Copy the excerpt on font hinting from "So tracking means" up to and including "word processor.", substituting "printed page" for "printout".

### EXCERPT TO READ

The problem is the so called
aliasing effect.
This is what you can see
in the picture below.
So those are the same words,
rendered at different resolutions.
The left one has 10x the resolution
of the right one.
You can see that, for example,
the 'w' is quite deformed.
Or the curl of the 'g';
there's even a part missing.
So you have details of the font
which are lost,
and you have artefacts.
Somehow, especially in the early computing
days you wanted to reduce those,
and therefore you used a technique
called hinting.
This is to avoid such artefacts and
improve the readability
at lower resolutions.
Therefore the outline is adjusted to fit
the pixel raster at the rasterization.
Some of the fonts can contain
instructions, the so-called hints
where the the name comes from:
"hinting".
You can see in the example here,
in the picture above,
that it's quite a good result.
This is much more readable
than the word above.
However, with the use of hinting, there
are also characteristics of the font lost
which is obvious because
if you change the outline
then obviously characteristics get lost.
And especially important for
word processing,
what you see is what you get
word processing,
is that the tracking
of the font is changed.
So tracking means the width
of single characters.
The picture below, this is a picture I
took from LibreOffice.
If you have a close look, you can see
that the gap between those 'i' characters
is not always the same.
But if do word processing, you actually
want to have a result which looks the same
as on the printout.
So I would recommend not
to hint fonts in
a what you see is what you get
word processor.
If you have a look beyond the backyard,
on macOS there exists no hinting,
and in the Windows world, hint can't
be turned off,
so this is hardwired in the
font rendering of the Windows system.

######
### RECORDED INFORMATION

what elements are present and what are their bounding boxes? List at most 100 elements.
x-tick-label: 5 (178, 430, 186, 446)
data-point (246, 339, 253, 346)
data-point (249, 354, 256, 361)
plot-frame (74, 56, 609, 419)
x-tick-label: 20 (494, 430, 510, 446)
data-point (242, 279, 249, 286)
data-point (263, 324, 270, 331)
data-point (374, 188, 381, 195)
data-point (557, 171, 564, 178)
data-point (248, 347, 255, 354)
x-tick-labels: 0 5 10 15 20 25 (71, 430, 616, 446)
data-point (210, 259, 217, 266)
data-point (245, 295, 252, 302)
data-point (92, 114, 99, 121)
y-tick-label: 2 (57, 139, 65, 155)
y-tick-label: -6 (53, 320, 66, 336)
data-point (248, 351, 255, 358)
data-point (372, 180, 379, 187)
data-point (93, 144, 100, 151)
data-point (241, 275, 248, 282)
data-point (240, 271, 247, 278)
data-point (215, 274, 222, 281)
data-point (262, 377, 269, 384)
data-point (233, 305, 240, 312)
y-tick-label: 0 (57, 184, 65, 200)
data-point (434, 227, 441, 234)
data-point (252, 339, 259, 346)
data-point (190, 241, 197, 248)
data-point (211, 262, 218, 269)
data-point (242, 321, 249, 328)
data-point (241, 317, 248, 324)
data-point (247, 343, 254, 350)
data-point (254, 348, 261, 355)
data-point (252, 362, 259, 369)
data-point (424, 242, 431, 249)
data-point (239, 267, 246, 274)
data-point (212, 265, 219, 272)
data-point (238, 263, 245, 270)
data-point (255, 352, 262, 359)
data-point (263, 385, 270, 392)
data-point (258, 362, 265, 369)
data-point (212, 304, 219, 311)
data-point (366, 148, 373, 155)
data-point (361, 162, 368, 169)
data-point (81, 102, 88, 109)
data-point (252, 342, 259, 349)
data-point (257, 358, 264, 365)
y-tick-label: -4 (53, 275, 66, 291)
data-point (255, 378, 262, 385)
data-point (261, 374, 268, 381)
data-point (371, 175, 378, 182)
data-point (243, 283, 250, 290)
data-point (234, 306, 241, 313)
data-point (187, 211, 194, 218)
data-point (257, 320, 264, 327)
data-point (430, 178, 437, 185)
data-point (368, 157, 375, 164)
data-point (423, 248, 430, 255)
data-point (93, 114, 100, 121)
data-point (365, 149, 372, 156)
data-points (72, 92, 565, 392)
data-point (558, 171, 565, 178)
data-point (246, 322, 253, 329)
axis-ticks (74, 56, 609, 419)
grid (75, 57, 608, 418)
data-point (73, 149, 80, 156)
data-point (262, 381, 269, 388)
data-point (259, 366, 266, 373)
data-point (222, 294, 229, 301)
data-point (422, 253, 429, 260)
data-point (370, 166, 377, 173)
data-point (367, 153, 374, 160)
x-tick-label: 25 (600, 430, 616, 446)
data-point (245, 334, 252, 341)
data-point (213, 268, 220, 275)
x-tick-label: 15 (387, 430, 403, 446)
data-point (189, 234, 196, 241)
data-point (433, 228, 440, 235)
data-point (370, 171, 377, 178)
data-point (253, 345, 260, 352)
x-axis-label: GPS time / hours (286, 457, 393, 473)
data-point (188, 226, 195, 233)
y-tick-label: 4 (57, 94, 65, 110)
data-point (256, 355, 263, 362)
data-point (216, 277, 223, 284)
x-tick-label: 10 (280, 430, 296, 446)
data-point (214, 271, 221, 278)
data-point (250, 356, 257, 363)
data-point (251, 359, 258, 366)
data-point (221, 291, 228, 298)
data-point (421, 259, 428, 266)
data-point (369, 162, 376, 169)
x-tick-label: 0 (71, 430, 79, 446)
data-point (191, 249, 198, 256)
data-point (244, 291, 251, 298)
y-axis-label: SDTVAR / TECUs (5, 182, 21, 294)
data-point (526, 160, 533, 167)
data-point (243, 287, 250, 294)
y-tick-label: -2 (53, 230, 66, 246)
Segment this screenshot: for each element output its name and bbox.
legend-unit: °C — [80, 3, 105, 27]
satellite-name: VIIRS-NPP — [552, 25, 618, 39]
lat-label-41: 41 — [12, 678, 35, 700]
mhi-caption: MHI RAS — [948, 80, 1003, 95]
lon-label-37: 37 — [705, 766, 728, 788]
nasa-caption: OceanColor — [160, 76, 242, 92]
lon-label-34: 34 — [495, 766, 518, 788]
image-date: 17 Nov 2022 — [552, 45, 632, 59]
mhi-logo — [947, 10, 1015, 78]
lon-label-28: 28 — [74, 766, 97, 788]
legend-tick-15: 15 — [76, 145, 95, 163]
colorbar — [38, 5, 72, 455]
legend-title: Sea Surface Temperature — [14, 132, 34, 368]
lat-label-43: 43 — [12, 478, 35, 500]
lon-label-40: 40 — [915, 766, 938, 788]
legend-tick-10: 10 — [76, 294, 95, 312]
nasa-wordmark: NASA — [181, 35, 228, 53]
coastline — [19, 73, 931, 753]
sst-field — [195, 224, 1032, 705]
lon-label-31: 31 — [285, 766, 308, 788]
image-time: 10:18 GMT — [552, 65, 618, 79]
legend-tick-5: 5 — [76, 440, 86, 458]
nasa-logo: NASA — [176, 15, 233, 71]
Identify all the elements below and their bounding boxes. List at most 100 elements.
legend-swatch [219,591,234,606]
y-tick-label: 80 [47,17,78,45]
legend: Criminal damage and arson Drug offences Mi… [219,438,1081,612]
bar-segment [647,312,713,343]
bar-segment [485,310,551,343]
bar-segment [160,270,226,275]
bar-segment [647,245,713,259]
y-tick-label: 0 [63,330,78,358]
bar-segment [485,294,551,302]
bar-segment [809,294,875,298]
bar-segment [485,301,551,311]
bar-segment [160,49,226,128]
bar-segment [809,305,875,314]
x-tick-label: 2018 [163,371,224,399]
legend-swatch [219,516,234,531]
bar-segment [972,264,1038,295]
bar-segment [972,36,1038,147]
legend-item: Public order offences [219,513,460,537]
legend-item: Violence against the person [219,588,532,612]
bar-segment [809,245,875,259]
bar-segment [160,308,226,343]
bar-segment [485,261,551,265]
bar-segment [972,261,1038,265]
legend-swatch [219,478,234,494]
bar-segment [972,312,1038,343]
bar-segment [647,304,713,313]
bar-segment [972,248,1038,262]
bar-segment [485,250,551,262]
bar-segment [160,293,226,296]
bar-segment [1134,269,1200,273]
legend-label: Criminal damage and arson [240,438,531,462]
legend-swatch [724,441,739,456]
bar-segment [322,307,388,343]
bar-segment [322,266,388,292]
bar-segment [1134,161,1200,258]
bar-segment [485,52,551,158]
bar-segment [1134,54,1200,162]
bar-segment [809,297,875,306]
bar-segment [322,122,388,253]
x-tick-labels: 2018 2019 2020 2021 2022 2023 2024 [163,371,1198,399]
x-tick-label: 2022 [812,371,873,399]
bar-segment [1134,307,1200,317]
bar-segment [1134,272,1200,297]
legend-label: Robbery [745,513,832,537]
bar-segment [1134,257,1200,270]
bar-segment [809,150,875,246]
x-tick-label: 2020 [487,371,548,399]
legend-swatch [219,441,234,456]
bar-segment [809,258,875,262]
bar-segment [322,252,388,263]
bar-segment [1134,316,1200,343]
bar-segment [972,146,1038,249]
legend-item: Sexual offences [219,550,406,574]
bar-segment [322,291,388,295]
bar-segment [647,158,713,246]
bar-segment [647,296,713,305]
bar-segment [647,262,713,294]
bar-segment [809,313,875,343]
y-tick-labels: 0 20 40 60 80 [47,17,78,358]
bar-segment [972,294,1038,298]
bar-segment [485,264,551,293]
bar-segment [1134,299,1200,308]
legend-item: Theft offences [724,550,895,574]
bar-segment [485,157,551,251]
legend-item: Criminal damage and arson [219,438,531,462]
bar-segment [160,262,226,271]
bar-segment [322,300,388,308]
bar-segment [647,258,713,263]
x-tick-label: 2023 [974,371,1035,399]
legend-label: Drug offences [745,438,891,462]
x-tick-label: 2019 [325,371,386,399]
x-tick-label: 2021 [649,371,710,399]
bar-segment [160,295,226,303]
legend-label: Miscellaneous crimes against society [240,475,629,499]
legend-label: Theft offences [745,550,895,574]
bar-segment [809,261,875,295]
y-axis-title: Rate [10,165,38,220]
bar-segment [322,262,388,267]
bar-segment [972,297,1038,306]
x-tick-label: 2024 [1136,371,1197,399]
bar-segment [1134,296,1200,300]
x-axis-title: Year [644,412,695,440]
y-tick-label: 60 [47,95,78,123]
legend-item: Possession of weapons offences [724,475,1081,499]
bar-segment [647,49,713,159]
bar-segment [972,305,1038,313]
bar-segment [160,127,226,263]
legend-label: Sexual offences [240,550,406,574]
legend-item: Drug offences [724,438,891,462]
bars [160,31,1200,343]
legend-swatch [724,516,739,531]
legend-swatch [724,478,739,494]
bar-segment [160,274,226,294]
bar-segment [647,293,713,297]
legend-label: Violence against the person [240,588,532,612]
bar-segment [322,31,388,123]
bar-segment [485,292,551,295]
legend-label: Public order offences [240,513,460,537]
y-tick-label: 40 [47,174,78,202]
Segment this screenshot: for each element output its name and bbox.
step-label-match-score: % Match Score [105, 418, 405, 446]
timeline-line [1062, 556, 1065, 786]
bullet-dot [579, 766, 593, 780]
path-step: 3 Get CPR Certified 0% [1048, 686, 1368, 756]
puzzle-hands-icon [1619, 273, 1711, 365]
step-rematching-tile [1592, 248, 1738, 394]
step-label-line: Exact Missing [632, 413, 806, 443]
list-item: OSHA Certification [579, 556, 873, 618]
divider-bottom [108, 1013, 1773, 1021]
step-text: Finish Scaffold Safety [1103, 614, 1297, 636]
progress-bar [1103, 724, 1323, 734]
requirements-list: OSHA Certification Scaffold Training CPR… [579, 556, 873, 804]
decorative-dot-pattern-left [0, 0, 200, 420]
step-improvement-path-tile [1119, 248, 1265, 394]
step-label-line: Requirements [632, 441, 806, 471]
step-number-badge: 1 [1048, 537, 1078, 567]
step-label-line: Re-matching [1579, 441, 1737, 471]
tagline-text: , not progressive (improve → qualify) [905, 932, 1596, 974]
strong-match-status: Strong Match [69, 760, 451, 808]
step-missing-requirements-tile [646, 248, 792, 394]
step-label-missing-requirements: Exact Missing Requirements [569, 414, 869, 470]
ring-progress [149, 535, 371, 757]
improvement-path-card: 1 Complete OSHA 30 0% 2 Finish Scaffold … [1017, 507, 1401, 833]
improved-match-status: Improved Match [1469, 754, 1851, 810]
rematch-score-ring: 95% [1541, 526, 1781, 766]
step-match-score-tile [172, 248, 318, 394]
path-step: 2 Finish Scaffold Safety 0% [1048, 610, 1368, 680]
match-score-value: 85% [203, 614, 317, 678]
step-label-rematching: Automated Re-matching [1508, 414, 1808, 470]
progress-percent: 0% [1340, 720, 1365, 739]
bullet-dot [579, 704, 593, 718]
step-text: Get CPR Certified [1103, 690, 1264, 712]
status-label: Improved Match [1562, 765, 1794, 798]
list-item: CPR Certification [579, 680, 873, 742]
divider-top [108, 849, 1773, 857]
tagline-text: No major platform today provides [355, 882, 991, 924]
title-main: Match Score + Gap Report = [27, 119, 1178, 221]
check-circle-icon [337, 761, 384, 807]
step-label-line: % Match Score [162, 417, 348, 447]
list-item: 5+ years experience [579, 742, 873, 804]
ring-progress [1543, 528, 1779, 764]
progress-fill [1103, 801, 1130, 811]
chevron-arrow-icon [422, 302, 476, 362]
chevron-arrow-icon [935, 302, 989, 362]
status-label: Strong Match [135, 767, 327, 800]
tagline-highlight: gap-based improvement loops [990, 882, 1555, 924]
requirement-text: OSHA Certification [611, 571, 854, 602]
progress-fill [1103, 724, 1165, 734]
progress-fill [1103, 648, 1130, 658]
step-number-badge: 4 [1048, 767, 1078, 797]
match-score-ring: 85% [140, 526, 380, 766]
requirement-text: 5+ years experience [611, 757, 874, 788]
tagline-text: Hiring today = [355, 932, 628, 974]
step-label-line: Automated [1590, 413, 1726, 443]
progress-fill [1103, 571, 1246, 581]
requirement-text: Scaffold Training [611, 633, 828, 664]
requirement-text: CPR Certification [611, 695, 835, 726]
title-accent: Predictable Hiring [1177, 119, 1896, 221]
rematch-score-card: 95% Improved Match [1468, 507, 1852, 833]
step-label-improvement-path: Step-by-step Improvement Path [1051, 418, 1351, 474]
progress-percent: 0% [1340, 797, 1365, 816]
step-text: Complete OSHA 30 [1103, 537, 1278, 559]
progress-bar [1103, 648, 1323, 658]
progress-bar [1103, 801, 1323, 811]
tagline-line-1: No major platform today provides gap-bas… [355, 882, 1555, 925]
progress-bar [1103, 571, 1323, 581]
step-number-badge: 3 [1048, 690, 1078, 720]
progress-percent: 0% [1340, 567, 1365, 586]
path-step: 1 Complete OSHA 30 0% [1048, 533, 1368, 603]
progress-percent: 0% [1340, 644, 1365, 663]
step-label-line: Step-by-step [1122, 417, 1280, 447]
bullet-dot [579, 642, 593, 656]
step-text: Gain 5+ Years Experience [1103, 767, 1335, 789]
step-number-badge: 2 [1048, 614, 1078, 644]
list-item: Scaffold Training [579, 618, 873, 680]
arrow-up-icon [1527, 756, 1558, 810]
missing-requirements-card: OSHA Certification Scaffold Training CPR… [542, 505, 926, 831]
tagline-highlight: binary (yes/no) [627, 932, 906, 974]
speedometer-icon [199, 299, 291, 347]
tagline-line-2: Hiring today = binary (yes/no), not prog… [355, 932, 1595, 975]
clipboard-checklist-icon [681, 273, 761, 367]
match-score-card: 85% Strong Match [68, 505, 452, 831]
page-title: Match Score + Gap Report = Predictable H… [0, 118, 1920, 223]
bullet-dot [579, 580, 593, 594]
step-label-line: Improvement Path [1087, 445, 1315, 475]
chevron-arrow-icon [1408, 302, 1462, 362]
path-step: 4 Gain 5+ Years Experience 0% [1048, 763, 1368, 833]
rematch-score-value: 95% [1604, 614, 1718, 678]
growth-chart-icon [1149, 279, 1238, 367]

######

(ANSWER FOR THIS EXERCISE):
So tracking means the width
of single characters.
The picture below, this is a picture I
took from LibreOffice.
If you have a close look, you can see
that the gap between those 'i' characters
is not always the same.
But if do word processing, you actually
want to have a result which looks the same
as on the printed page.
So I would recommend not
to hint fonts in
a what you see is what you get
word processor.